> **To do**:
Give the total number of lines with the word "JSON" in them, and no other words.

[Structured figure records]
↓

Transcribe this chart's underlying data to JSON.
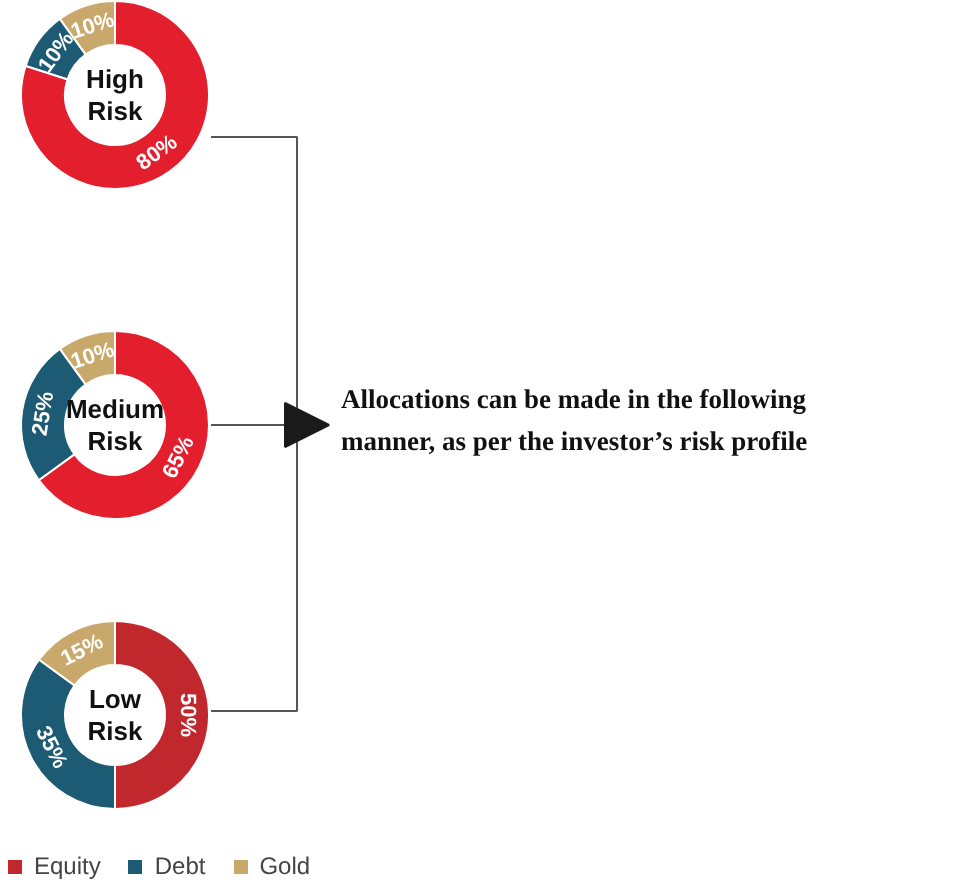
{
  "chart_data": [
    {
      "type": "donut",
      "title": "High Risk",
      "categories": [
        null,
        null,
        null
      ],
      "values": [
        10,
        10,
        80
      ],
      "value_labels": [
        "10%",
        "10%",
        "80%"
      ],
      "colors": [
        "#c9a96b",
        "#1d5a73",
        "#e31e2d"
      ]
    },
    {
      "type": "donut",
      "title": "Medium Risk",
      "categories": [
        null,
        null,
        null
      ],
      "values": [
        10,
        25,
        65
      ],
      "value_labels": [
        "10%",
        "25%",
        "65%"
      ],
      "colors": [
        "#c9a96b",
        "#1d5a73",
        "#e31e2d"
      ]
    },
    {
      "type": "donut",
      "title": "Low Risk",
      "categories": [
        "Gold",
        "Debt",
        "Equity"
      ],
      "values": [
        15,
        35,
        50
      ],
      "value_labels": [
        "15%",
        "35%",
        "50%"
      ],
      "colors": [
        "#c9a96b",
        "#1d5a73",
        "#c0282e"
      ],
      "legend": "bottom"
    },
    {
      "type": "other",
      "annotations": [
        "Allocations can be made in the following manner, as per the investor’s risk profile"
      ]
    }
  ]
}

↑
↓

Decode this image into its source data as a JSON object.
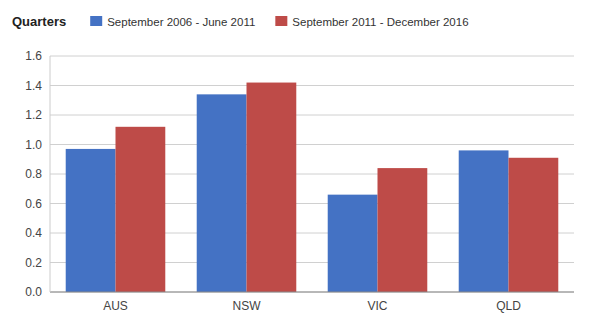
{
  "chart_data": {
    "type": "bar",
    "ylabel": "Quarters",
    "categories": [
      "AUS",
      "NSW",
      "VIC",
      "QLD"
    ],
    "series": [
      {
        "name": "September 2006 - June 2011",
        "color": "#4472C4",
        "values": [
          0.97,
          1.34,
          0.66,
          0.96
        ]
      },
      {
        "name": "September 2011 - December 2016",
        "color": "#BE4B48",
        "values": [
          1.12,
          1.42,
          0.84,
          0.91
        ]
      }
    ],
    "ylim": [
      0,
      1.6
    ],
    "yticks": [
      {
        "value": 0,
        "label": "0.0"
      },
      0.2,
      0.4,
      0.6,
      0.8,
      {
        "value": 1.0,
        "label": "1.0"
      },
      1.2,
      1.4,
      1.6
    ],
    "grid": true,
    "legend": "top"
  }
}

↑

> **Output of the exercise**:
2